_Exercise_
Say how many lines contain "tulajdonságokba"; the answer is the number alone.

_Available data_

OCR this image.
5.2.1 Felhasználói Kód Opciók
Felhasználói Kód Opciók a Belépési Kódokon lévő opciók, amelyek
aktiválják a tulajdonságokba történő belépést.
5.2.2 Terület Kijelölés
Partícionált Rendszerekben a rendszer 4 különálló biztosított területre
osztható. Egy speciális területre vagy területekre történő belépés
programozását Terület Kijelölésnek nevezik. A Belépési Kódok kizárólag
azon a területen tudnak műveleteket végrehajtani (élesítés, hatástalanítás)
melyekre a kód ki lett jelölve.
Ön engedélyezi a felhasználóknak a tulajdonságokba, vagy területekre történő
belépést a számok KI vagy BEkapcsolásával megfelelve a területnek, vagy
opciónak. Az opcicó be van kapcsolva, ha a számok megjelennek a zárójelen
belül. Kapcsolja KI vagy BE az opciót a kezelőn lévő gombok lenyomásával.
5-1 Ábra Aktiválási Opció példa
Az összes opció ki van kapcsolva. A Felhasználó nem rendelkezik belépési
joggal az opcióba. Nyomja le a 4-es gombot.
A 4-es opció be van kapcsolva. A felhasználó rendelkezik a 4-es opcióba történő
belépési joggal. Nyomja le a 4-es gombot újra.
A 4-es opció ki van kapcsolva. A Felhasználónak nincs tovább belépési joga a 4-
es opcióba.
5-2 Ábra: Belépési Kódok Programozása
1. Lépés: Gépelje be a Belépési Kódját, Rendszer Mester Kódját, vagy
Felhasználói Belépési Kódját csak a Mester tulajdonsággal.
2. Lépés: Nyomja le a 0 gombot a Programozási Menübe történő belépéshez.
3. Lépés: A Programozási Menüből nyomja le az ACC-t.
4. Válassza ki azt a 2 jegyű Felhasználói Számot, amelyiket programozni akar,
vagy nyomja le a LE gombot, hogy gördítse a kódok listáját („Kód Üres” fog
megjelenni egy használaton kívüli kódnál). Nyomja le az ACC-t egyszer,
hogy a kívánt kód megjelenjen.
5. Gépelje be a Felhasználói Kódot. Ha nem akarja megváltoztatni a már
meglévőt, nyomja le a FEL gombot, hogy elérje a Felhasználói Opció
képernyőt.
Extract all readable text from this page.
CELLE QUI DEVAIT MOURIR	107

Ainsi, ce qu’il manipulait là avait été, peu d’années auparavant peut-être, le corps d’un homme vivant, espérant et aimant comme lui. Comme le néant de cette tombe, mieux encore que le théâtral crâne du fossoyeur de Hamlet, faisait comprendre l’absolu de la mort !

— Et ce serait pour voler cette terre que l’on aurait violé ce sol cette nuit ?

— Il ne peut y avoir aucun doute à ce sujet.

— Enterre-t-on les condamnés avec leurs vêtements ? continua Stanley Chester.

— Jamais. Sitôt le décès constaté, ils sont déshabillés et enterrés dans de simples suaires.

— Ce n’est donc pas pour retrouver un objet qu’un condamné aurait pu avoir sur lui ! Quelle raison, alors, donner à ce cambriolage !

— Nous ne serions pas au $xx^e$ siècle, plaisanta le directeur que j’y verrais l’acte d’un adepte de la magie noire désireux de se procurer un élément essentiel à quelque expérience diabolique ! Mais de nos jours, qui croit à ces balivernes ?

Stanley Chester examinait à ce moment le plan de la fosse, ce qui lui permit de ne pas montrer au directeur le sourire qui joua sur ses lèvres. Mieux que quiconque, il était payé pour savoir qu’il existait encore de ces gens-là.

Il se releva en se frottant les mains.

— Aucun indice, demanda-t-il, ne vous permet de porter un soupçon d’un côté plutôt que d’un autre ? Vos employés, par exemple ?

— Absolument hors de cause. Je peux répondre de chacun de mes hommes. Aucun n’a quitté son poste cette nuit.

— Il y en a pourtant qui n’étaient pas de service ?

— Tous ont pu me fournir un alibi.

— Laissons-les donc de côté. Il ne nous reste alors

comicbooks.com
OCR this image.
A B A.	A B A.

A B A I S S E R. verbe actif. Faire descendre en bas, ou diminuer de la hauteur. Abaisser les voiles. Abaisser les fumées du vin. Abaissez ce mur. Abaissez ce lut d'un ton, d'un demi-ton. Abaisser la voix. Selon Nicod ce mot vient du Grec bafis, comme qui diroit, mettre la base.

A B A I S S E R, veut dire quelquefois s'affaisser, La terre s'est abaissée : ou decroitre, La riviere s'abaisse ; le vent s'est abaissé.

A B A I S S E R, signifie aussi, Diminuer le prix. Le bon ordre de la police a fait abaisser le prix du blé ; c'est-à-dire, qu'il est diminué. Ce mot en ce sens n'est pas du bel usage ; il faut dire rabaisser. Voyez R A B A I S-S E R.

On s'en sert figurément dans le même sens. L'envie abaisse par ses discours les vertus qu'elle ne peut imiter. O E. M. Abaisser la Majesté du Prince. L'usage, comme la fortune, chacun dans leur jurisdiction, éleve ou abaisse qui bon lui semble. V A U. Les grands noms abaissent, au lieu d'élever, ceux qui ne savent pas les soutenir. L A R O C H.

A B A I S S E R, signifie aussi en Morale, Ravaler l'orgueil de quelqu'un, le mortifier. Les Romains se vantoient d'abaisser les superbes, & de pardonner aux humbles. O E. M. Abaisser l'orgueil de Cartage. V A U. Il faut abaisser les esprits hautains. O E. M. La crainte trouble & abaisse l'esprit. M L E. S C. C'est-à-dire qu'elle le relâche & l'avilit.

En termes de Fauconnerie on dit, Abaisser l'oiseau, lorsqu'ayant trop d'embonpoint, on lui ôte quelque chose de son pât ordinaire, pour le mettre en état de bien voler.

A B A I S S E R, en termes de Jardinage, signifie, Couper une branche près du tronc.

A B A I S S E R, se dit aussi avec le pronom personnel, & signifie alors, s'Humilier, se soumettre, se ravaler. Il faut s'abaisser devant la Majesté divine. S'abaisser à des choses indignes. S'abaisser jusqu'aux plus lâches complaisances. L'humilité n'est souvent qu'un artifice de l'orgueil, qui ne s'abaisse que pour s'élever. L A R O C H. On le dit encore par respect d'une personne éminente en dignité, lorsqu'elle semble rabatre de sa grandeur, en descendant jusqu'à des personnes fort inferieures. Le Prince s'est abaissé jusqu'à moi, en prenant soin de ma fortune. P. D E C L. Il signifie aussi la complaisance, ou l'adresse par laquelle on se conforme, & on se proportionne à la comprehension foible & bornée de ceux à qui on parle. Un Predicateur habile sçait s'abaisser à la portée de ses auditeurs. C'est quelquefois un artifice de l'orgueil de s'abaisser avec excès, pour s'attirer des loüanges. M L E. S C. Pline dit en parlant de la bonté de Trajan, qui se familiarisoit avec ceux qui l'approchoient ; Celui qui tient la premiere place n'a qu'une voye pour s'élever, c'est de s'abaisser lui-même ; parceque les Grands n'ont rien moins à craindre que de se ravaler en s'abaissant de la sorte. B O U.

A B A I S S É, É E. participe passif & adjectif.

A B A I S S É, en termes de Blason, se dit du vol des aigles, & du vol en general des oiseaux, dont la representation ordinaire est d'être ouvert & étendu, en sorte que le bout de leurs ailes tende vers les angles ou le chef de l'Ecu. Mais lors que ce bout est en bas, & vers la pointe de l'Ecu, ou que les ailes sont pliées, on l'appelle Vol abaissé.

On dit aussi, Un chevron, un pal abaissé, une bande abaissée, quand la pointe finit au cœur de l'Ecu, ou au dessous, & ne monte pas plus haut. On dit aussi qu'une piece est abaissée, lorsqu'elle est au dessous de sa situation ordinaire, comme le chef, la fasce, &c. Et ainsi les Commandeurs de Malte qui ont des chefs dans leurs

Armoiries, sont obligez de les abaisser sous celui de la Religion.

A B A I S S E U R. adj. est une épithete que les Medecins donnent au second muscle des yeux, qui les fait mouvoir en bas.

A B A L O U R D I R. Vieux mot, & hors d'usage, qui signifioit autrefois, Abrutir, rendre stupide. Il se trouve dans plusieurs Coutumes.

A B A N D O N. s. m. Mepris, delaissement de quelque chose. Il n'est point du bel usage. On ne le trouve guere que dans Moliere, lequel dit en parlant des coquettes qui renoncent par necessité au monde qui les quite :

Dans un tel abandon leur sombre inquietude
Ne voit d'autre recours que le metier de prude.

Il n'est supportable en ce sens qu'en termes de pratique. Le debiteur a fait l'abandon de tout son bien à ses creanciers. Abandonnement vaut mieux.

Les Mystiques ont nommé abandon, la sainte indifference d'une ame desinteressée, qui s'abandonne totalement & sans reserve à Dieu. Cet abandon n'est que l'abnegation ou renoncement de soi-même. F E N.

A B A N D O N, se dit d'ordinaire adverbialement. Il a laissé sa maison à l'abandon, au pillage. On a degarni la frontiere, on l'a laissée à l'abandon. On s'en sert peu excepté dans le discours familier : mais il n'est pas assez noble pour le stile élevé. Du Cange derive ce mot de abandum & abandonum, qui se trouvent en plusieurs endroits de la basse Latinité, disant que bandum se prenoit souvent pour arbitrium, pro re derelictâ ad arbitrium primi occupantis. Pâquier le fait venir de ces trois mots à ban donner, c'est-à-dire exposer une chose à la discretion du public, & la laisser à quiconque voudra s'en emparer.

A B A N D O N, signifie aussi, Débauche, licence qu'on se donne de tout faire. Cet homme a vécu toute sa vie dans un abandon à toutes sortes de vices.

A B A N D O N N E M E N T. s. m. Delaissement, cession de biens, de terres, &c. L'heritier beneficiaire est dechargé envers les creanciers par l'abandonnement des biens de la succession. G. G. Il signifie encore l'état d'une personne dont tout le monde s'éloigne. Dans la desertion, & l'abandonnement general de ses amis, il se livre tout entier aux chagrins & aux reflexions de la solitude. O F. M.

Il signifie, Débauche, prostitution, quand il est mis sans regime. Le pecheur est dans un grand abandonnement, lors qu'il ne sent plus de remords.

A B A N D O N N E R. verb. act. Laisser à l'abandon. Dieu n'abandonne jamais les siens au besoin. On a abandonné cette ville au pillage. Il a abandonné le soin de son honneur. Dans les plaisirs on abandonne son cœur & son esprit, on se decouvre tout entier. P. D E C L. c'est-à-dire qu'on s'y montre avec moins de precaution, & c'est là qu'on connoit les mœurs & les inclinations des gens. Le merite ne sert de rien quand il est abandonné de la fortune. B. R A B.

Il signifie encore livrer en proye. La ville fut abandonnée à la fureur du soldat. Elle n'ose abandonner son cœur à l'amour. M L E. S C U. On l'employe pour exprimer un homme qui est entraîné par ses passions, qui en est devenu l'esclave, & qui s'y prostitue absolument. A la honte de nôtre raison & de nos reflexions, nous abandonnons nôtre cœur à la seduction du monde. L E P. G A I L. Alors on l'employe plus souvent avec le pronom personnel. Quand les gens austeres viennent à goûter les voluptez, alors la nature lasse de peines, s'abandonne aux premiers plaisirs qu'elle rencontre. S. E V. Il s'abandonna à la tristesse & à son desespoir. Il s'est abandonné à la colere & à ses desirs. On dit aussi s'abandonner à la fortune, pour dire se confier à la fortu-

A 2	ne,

_Exercise result_
2